## PROBLEM DESCRIPTION:
Read the lines below and count those that have the word "δεύτερη". Respond with the number only.

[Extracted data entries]
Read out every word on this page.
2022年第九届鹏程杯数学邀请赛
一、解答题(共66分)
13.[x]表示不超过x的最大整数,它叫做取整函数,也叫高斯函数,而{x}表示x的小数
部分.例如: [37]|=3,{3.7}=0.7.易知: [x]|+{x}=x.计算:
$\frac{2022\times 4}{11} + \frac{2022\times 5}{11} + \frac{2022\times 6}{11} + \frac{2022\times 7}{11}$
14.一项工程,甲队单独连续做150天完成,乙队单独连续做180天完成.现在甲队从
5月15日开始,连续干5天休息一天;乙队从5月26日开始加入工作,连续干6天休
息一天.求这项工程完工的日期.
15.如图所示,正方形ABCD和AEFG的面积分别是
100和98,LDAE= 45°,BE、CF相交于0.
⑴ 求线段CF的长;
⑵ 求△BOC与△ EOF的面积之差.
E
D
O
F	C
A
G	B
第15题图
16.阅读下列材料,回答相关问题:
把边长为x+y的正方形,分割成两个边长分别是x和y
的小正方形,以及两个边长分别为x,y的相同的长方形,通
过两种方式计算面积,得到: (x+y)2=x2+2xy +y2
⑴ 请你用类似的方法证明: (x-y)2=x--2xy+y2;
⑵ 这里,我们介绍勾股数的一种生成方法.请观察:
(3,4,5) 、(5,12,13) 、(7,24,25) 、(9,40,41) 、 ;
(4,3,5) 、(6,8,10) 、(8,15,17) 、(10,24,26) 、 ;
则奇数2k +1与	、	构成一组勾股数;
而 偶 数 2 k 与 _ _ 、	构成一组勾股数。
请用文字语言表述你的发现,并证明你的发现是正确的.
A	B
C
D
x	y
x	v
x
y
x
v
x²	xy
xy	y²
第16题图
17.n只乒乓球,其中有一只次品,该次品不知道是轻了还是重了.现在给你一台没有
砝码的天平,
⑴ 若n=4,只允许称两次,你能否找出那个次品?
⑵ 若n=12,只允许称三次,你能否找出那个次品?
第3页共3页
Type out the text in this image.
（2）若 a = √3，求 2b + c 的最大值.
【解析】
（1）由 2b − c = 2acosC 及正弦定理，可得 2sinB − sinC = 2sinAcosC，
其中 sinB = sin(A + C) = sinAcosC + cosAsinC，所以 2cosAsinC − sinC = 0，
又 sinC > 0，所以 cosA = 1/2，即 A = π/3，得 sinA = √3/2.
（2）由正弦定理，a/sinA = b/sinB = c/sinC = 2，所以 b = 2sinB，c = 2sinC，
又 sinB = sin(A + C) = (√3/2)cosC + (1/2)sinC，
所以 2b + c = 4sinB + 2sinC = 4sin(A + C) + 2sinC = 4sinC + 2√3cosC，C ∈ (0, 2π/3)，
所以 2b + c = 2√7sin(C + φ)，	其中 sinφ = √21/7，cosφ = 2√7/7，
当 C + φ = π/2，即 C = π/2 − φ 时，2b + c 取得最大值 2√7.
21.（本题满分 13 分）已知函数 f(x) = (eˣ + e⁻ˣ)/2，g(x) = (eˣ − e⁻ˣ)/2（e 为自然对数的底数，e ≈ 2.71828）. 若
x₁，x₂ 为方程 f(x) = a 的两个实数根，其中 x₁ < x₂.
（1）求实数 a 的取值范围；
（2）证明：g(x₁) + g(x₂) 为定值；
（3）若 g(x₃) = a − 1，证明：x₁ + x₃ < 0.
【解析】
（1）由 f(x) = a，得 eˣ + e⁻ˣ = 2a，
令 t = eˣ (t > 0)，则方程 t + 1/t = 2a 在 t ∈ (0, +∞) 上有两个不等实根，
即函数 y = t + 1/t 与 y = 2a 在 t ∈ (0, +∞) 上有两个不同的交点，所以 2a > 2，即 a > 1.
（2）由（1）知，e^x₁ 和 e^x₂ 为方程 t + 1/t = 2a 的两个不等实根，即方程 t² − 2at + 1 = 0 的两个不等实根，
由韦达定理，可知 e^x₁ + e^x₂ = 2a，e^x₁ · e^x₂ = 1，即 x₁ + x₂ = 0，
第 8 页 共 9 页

...

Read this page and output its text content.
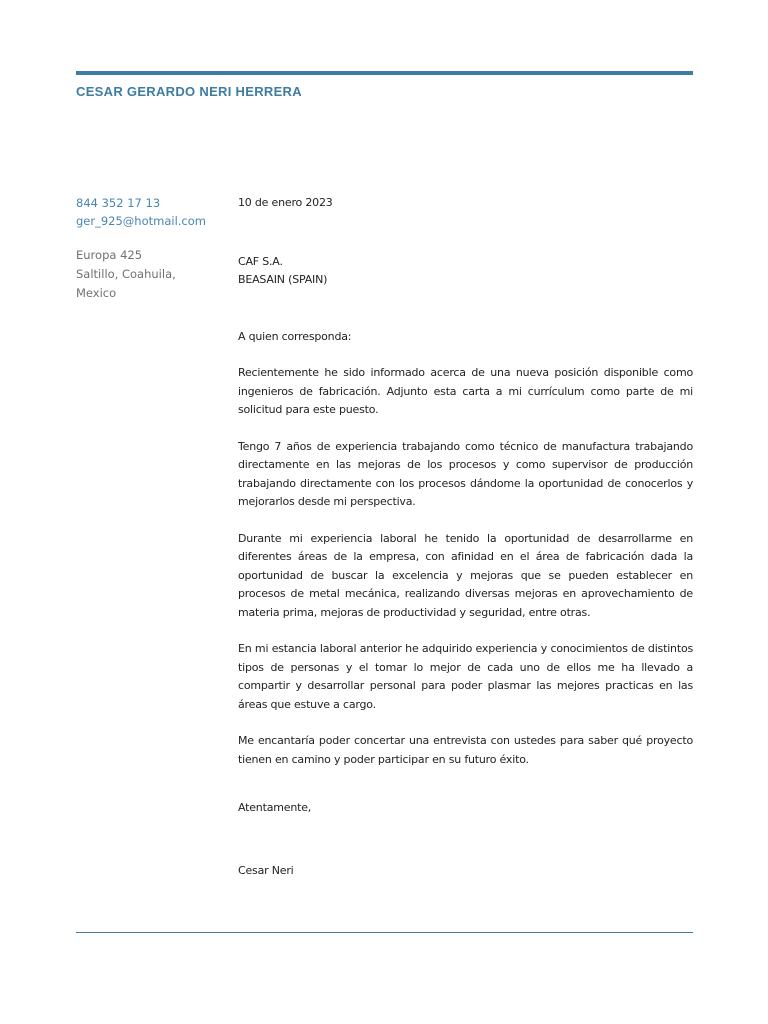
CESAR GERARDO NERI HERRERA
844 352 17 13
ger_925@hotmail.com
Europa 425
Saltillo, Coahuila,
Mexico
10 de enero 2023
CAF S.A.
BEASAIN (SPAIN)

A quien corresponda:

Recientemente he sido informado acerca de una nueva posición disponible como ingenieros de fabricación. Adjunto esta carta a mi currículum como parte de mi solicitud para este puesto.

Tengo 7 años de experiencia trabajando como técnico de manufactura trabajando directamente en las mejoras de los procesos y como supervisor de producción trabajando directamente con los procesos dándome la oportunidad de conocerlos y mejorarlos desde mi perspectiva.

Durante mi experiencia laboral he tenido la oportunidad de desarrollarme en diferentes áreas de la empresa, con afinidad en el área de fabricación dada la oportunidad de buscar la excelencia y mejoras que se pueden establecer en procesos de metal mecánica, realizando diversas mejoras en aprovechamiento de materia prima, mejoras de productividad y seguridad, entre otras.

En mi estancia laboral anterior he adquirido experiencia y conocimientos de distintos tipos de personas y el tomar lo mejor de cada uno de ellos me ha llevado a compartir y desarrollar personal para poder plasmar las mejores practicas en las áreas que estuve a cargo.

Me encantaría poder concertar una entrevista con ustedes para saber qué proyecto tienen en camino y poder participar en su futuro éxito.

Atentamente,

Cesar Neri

==

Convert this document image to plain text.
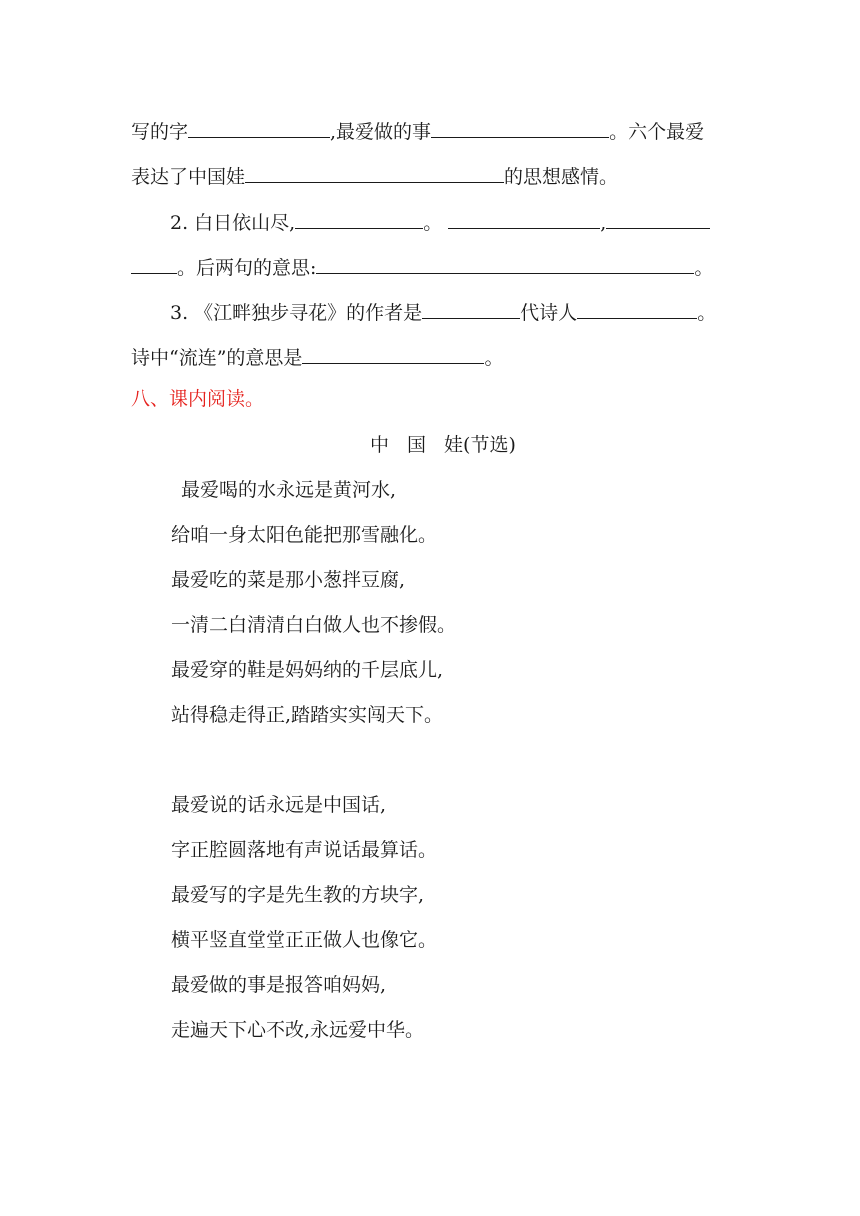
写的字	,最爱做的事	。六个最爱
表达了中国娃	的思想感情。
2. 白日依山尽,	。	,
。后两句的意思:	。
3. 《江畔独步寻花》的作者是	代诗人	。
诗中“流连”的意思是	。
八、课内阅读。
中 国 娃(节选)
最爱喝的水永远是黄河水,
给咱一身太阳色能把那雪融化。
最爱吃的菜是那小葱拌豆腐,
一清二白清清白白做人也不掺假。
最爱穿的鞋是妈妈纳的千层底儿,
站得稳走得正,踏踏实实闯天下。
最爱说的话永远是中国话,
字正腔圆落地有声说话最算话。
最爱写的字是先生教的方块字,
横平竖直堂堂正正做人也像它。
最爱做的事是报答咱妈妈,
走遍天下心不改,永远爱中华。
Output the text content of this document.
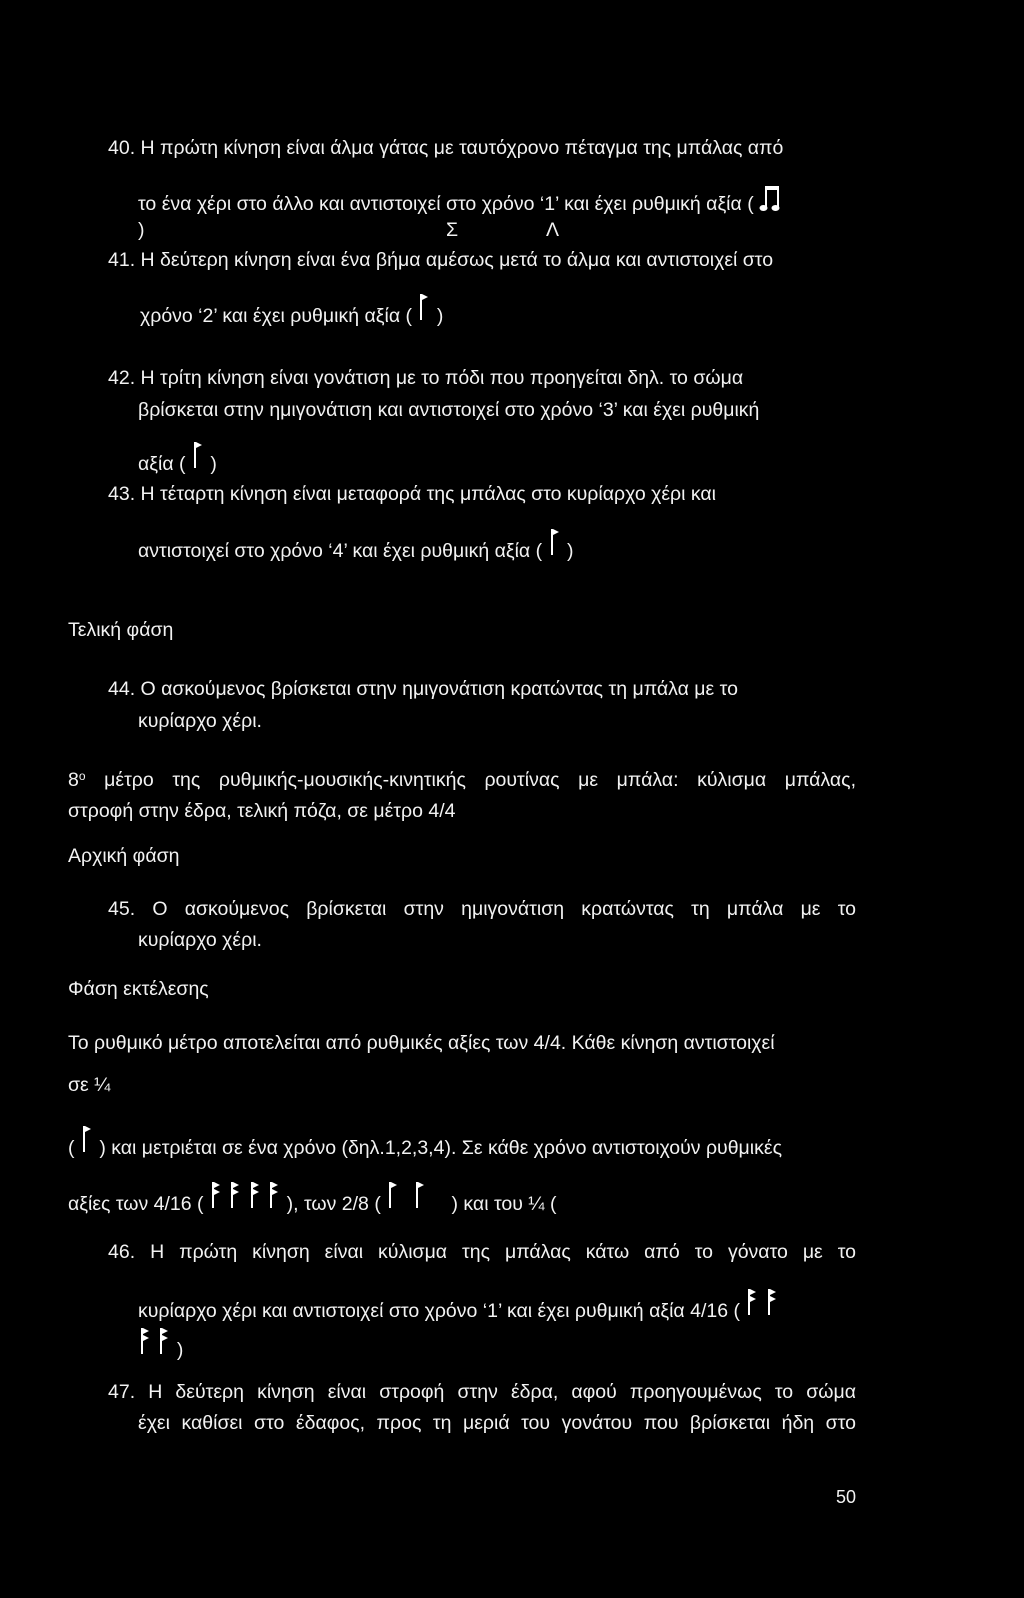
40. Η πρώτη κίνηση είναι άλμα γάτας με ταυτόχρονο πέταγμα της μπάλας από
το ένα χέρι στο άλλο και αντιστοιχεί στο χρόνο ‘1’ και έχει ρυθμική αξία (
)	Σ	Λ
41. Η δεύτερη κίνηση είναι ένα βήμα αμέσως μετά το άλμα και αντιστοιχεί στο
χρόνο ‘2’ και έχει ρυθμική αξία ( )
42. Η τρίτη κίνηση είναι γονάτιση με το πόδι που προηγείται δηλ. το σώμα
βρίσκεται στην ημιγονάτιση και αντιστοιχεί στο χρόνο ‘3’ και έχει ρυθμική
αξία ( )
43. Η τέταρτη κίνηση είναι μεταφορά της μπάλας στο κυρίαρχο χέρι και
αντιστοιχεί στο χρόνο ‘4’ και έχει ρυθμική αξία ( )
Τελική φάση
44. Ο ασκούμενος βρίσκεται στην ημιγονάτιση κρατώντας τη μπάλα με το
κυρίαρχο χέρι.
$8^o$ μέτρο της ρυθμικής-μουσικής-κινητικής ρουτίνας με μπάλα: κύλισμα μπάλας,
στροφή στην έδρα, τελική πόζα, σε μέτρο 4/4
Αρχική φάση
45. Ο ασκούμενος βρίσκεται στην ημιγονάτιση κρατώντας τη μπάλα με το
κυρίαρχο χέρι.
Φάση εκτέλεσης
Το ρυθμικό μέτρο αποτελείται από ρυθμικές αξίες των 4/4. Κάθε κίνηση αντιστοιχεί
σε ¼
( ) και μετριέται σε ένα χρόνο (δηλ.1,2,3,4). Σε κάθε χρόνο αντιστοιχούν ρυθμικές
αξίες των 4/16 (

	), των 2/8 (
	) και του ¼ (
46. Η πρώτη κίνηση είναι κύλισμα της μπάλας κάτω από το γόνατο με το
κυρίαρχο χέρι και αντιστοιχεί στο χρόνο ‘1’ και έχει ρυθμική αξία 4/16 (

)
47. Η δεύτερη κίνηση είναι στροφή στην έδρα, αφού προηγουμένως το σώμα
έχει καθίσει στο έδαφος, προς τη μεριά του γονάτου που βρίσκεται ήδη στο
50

## FINISHED EXERCISE:
2